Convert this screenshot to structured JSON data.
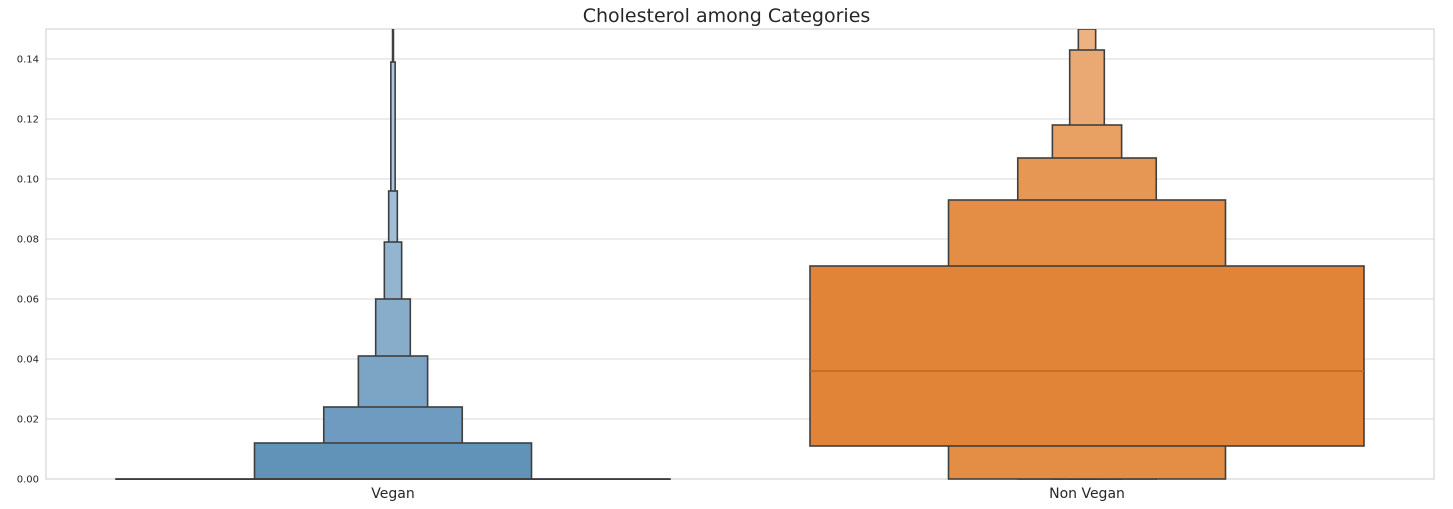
{
  "chart_data": {
    "type": "boxen",
    "title": "Cholesterol among Categories",
    "xlabel": "",
    "ylabel": "",
    "categories": [
      "Vegan",
      "Non Vegan"
    ],
    "ylim": [
      0,
      0.15
    ],
    "yticks": [
      0.0,
      0.02,
      0.04,
      0.06,
      0.08,
      0.1,
      0.12,
      0.14
    ],
    "ytick_labels": [
      "0.00",
      "0.02",
      "0.04",
      "0.06",
      "0.08",
      "0.10",
      "0.12",
      "0.14"
    ],
    "grid": true,
    "series": [
      {
        "category": "Vegan",
        "color": "#4c84b0",
        "median": 0.0,
        "letter_values": [
          {
            "low": 0.0,
            "high": 0.0
          },
          {
            "low": 0.0,
            "high": 0.012
          },
          {
            "low": 0.0,
            "high": 0.024
          },
          {
            "low": 0.0,
            "high": 0.041
          },
          {
            "low": 0.0,
            "high": 0.06
          },
          {
            "low": 0.0,
            "high": 0.079
          },
          {
            "low": 0.0,
            "high": 0.096
          },
          {
            "low": 0.0,
            "high": 0.139
          }
        ],
        "whisker_max": 0.15
      },
      {
        "category": "Non Vegan",
        "color": "#e07e2c",
        "median": 0.036,
        "letter_values": [
          {
            "low": 0.011,
            "high": 0.071
          },
          {
            "low": 0.0,
            "high": 0.093
          },
          {
            "low": 0.0,
            "high": 0.107
          },
          {
            "low": 0.0,
            "high": 0.118
          },
          {
            "low": 0.0,
            "high": 0.143
          },
          {
            "low": 0.0,
            "high": 0.15
          }
        ]
      }
    ]
  }
}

--

## Goal
Pictures don't belong in the copy. Restate all the entries exactly.

## Answer to the problem
Convert this screenshot to structured JSON data.
{
  "chart_data": {
    "type": "boxen",
    "title": "Cholesterol among Categories",
    "xlabel": "",
    "ylabel": "",
    "categories": [
      "Vegan",
      "Non Vegan"
    ],
    "ylim": [
      0,
      0.15
    ],
    "yticks": [
      0.0,
      0.02,
      0.04,
      0.06,
      0.08,
      0.1,
      0.12,
      0.14
    ],
    "ytick_labels": [
      "0.00",
      "0.02",
      "0.04",
      "0.06",
      "0.08",
      "0.10",
      "0.12",
      "0.14"
    ],
    "grid": true,
    "series": [
      {
        "category": "Vegan",
        "color": "#4c84b0",
        "median": 0.0,
        "letter_values": [
          {
            "low": 0.0,
            "high": 0.0
          },
          {
            "low": 0.0,
            "high": 0.012
          },
          {
            "low": 0.0,
            "high": 0.024
          },
          {
            "low": 0.0,
            "high": 0.041
          },
          {
            "low": 0.0,
            "high": 0.06
          },
          {
            "low": 0.0,
            "high": 0.079
          },
          {
            "low": 0.0,
            "high": 0.096
          },
          {
            "low": 0.0,
            "high": 0.139
          }
        ],
        "whisker_max": 0.15
      },
      {
        "category": "Non Vegan",
        "color": "#e07e2c",
        "median": 0.036,
        "letter_values": [
          {
            "low": 0.011,
            "high": 0.071
          },
          {
            "low": 0.0,
            "high": 0.093
          },
          {
            "low": 0.0,
            "high": 0.107
          },
          {
            "low": 0.0,
            "high": 0.118
          },
          {
            "low": 0.0,
            "high": 0.143
          },
          {
            "low": 0.0,
            "high": 0.15
          }
        ]
      }
    ]
  }
}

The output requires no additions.